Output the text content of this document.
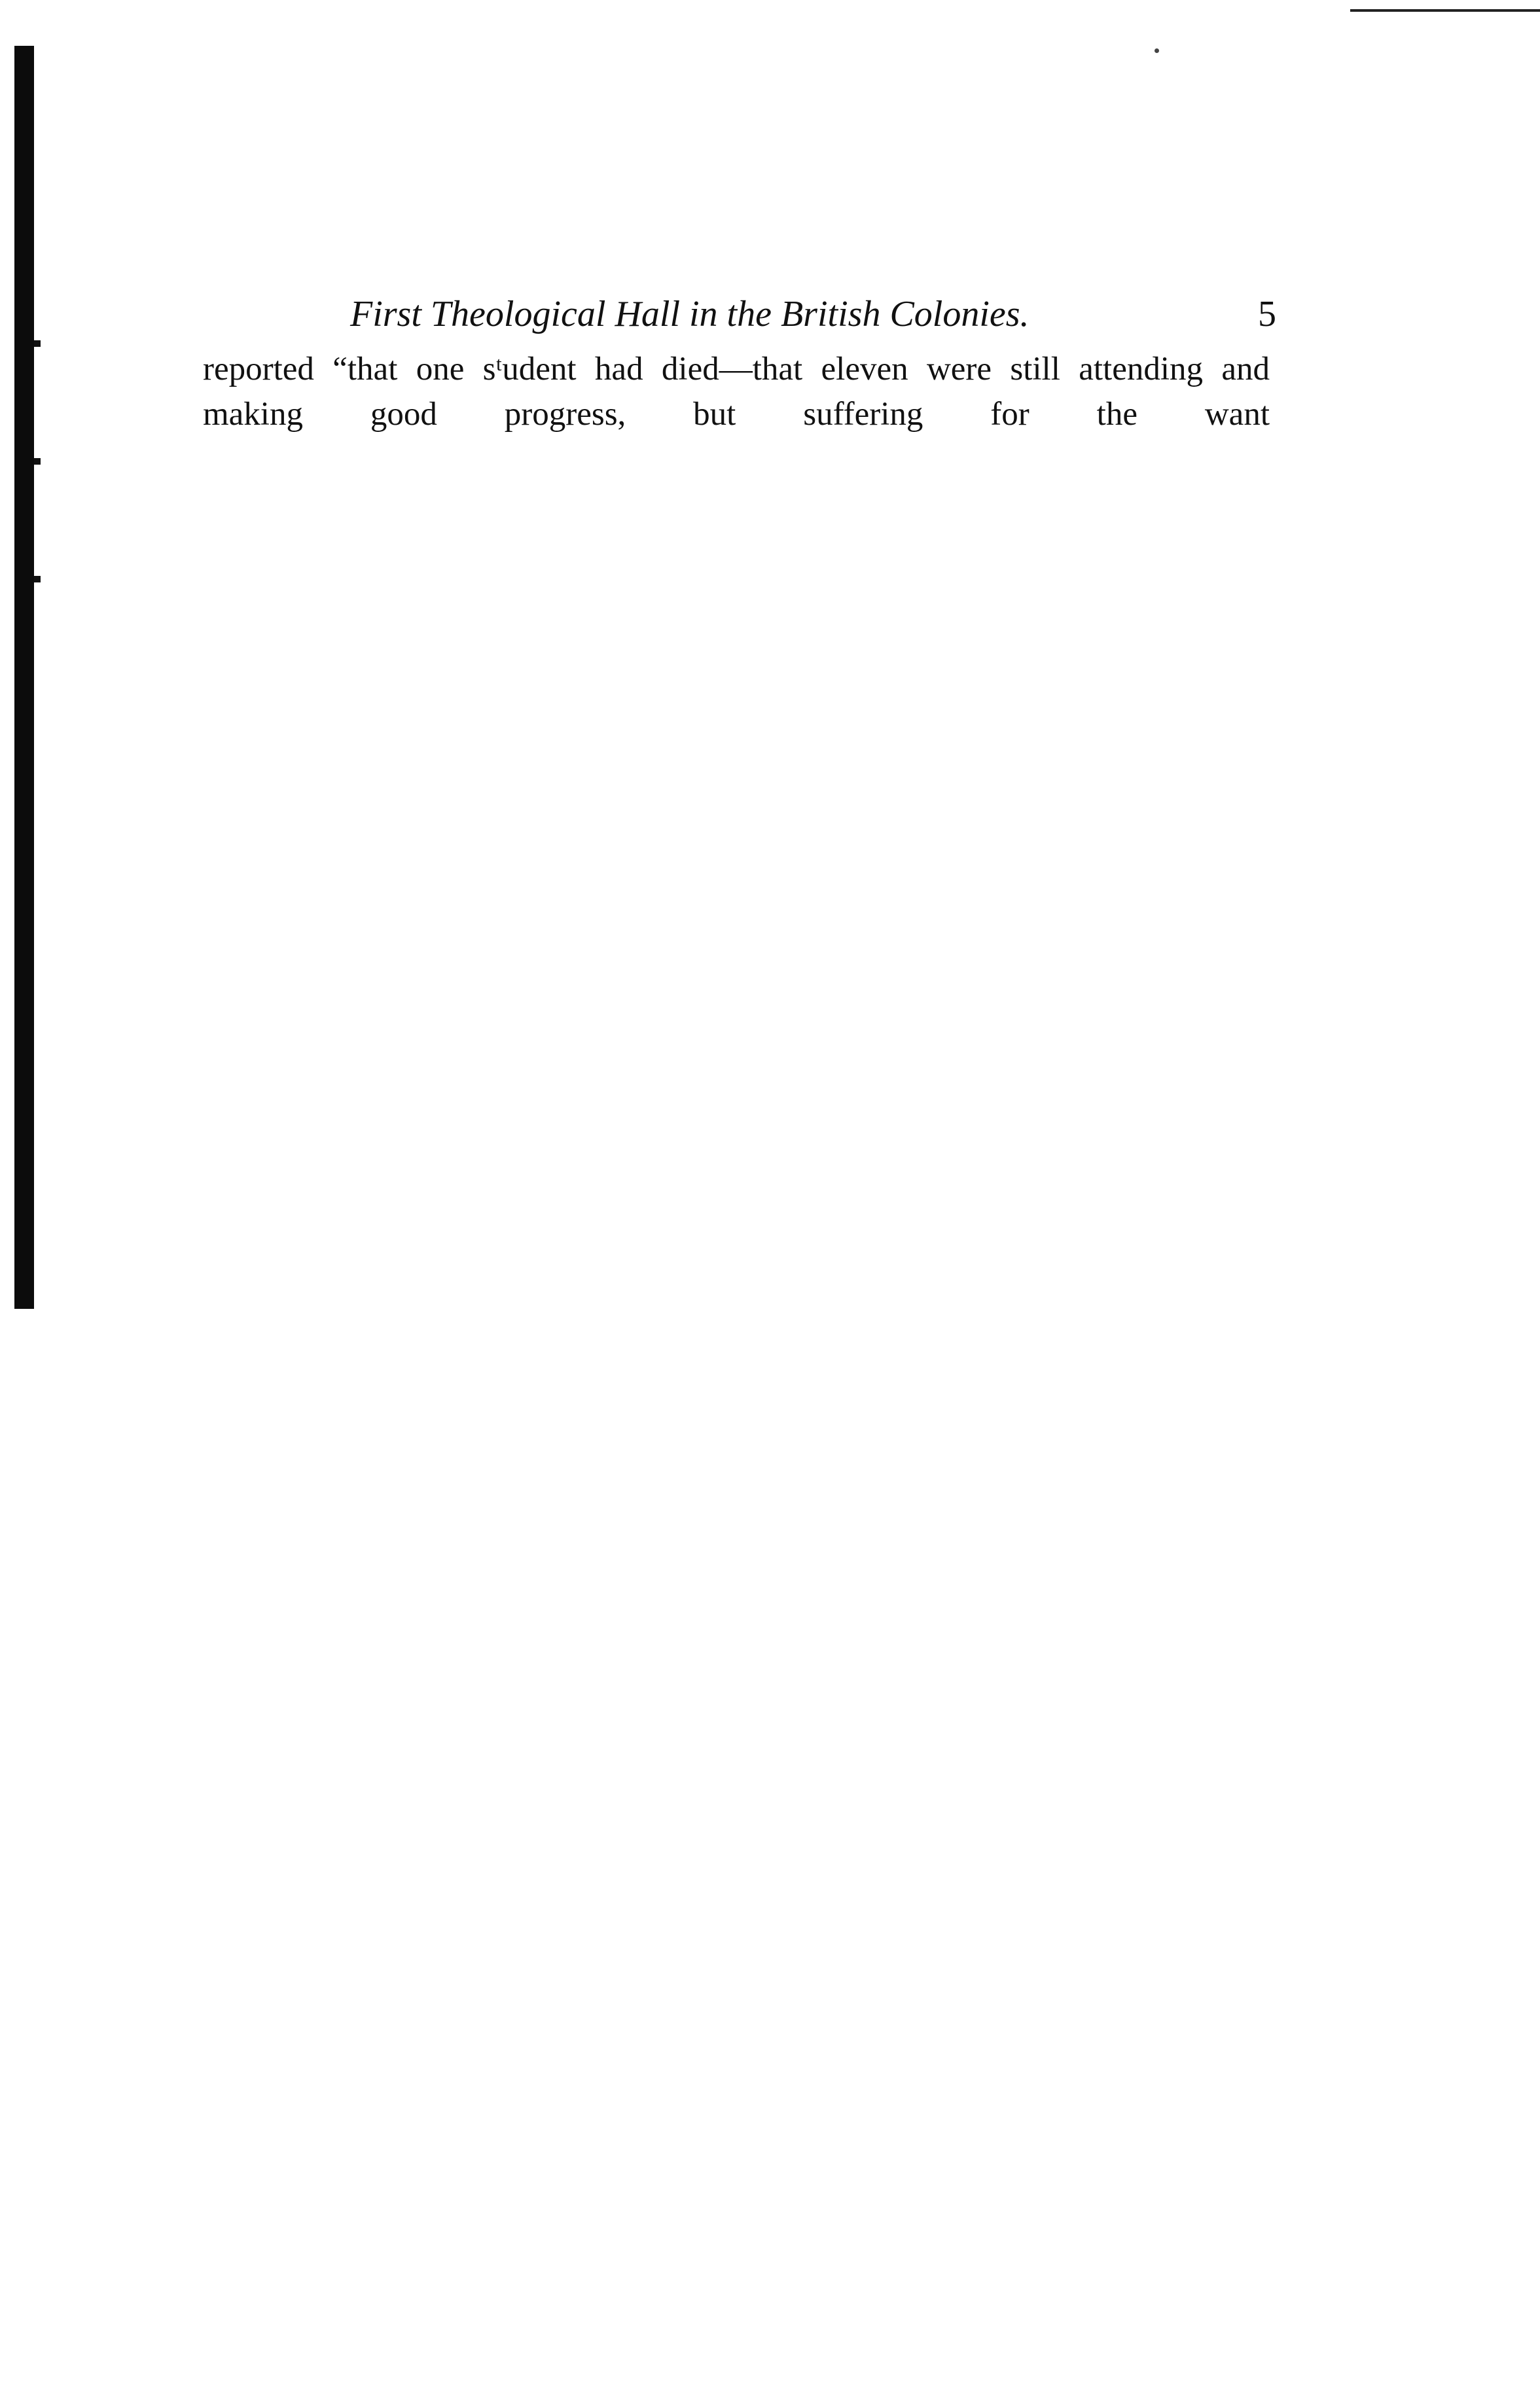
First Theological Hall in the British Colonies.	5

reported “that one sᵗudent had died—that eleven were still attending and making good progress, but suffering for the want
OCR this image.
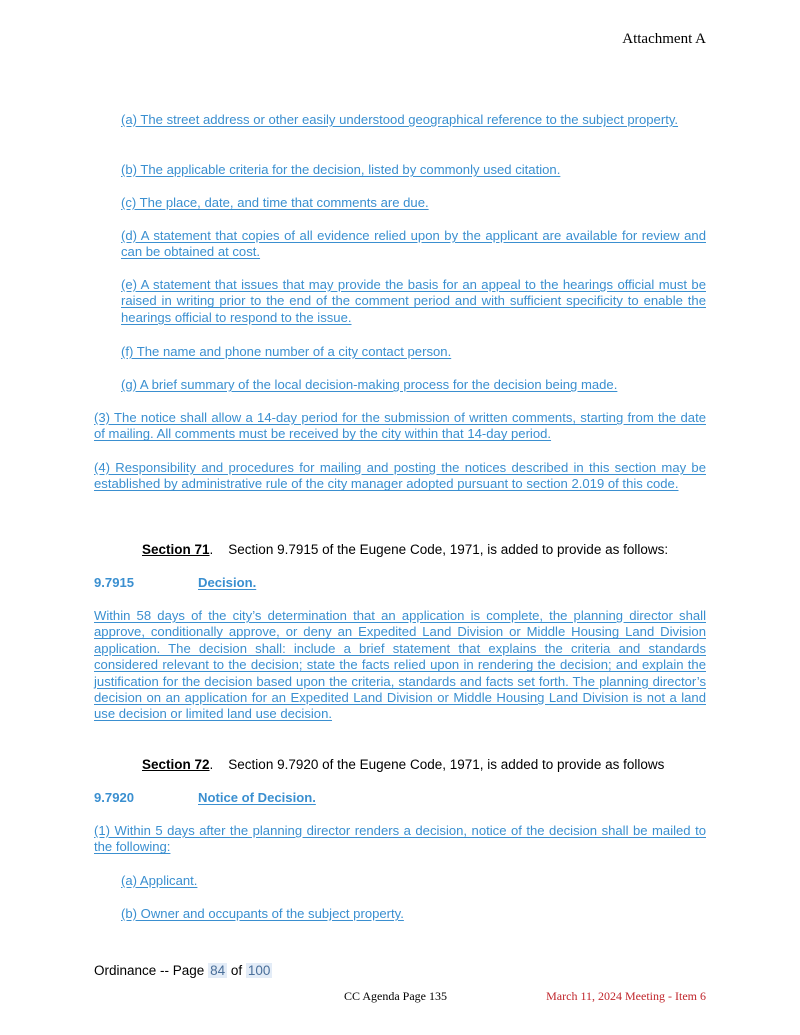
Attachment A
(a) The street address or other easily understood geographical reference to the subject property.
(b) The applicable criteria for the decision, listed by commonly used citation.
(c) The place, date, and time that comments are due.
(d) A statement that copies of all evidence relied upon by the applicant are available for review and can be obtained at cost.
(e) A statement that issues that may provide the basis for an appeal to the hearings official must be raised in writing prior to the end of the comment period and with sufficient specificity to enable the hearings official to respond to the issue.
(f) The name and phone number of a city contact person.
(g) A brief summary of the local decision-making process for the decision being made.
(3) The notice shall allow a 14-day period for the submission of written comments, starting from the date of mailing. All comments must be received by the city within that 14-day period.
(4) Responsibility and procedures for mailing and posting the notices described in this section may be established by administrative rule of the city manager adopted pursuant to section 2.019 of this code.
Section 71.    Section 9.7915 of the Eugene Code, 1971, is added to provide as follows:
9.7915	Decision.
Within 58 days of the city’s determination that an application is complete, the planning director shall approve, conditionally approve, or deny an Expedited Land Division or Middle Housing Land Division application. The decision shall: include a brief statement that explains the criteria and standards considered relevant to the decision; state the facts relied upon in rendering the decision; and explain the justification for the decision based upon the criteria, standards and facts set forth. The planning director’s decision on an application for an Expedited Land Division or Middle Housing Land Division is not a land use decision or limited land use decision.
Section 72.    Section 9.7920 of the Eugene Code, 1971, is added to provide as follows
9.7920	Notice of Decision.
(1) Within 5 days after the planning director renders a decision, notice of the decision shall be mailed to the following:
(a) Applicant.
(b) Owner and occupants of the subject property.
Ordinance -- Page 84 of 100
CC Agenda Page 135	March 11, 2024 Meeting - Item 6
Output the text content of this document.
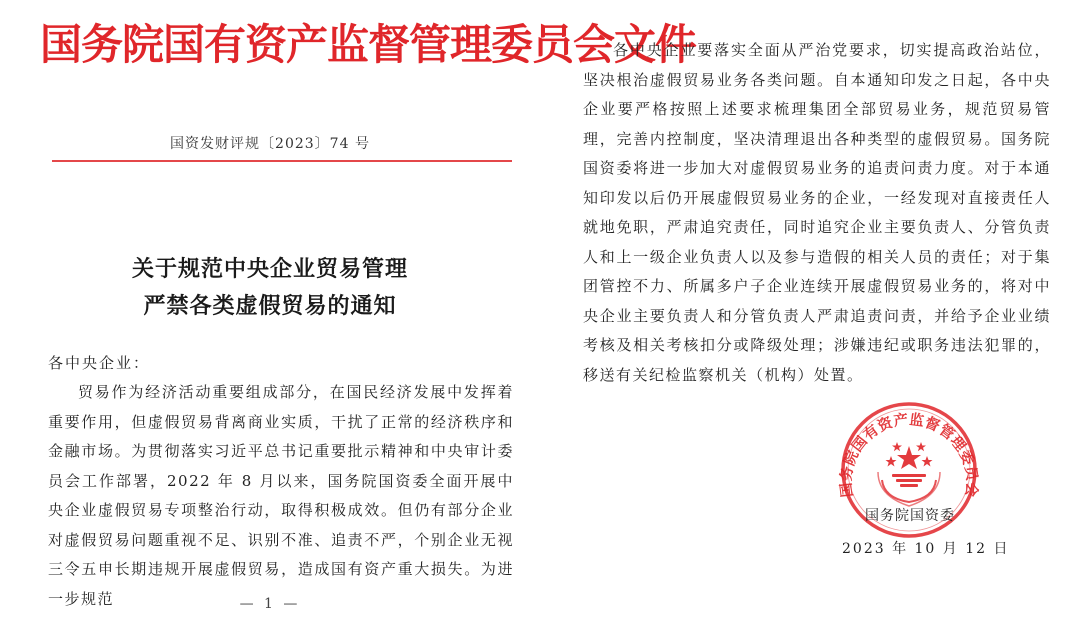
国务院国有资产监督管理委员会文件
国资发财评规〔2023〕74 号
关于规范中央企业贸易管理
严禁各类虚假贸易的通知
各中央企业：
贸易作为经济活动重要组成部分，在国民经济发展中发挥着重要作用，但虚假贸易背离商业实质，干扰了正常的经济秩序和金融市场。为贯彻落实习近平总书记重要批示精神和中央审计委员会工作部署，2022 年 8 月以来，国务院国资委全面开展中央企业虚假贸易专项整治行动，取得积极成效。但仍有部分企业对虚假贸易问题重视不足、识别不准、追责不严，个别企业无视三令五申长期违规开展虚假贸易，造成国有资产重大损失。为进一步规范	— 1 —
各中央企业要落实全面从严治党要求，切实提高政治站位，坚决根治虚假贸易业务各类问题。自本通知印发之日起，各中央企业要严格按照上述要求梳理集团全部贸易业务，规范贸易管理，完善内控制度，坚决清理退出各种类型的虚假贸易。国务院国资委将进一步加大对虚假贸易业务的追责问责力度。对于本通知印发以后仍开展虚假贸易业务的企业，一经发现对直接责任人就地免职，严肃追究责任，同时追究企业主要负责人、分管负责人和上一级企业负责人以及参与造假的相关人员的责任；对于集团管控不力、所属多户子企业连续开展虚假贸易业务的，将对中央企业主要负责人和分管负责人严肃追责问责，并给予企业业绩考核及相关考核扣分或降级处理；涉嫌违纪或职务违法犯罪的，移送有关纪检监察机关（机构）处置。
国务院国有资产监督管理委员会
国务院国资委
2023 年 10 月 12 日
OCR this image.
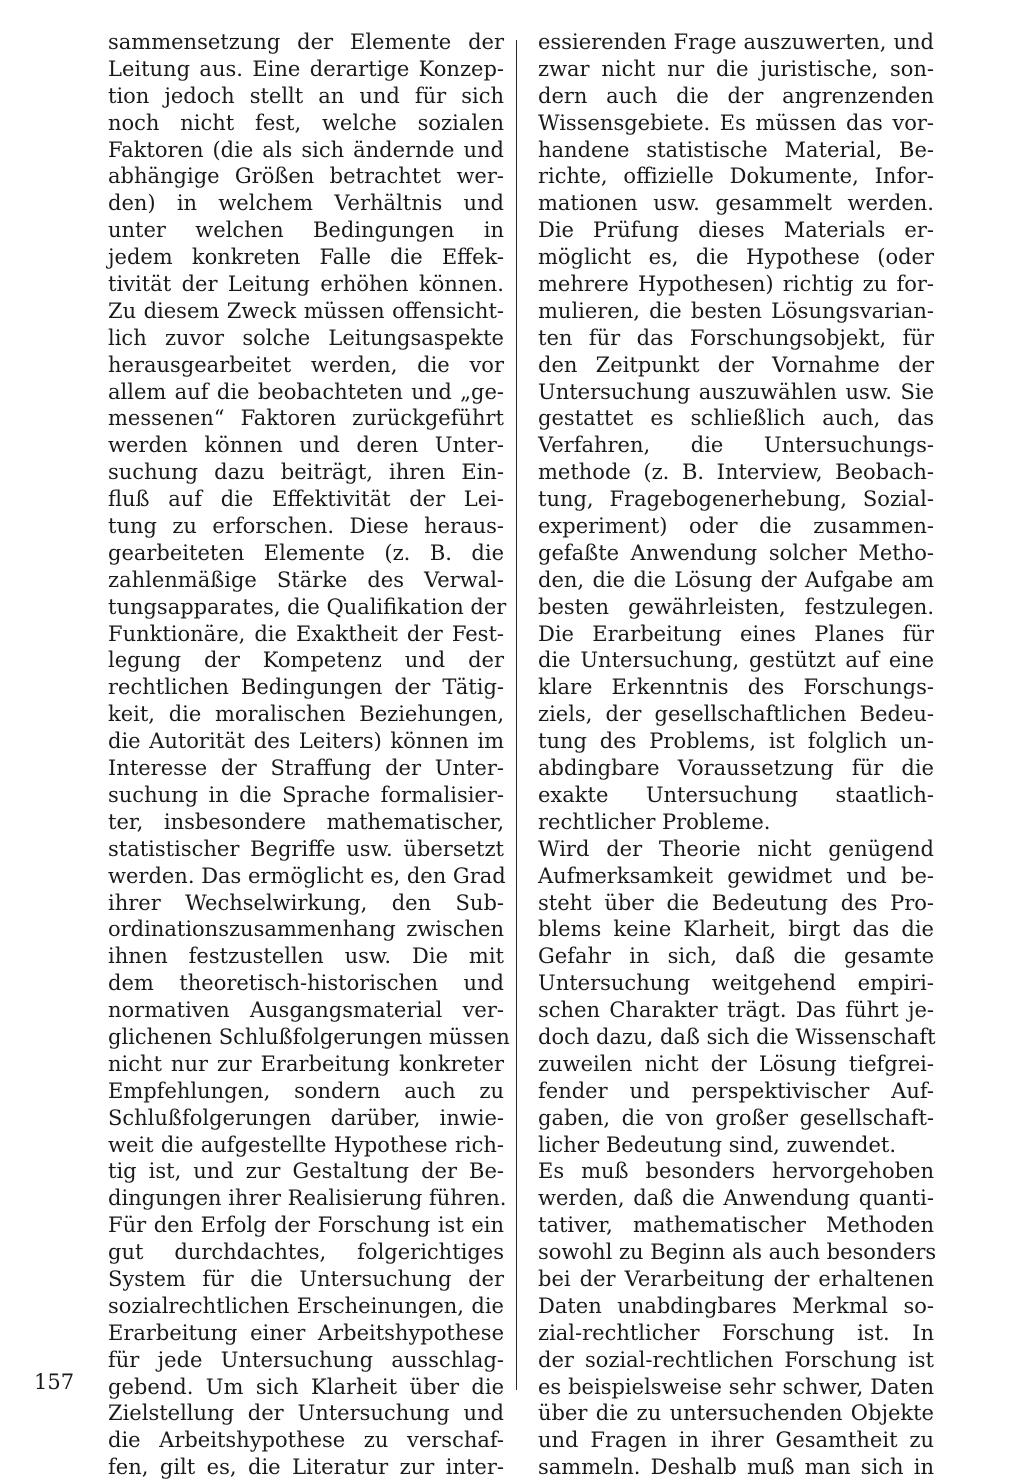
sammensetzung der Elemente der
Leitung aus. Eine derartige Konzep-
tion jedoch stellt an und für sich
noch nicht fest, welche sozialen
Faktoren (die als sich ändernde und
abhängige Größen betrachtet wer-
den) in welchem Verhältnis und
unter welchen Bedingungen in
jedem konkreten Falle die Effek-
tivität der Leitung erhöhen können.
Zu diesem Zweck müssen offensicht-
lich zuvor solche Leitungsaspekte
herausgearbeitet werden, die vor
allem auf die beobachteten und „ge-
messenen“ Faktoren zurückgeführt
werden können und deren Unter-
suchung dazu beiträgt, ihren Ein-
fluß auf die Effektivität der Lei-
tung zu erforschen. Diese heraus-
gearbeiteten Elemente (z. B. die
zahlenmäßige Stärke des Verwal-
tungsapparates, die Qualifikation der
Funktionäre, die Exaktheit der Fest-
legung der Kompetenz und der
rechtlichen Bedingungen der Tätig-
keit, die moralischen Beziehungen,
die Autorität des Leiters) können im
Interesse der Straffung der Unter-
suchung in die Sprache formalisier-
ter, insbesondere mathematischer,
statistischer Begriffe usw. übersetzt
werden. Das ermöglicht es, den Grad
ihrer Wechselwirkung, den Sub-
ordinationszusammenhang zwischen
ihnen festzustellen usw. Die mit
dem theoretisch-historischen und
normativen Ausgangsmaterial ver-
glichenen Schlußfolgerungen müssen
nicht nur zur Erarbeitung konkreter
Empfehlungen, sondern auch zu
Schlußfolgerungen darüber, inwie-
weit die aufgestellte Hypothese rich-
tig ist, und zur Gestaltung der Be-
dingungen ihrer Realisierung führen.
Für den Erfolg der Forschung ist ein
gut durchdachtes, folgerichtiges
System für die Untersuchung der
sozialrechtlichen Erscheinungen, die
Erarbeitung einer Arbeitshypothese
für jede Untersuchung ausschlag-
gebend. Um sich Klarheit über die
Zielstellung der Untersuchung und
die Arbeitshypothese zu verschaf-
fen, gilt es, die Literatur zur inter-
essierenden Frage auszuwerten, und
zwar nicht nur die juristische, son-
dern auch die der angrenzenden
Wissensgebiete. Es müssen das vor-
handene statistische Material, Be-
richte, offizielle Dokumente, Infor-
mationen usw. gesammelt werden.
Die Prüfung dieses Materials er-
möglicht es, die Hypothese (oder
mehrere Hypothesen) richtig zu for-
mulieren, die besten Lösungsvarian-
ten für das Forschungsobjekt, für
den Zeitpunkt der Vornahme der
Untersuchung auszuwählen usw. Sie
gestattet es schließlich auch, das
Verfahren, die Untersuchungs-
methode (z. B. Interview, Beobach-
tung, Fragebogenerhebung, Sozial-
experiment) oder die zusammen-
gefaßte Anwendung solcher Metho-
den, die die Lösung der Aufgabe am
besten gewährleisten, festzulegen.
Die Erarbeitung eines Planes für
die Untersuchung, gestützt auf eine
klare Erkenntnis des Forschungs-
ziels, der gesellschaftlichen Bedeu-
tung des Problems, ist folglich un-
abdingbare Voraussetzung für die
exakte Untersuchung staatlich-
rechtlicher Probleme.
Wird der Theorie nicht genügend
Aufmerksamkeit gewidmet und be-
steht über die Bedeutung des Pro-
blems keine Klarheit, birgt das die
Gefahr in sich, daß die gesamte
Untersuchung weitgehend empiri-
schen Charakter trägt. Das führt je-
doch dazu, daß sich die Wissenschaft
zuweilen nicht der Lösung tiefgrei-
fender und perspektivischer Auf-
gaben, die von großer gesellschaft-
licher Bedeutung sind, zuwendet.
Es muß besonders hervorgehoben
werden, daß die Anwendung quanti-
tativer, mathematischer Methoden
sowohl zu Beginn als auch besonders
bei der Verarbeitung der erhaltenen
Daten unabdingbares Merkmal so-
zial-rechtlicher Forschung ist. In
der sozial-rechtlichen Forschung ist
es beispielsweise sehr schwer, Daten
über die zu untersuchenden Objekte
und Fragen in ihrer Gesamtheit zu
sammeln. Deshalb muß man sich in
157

##############################

» **OBJECTIVE**: Which lines above hold the word "mathematischer"? Copy each of them.

» **TASK ANSWER**:
ter, insbesondere mathematischer,
tativer, mathematischer Methoden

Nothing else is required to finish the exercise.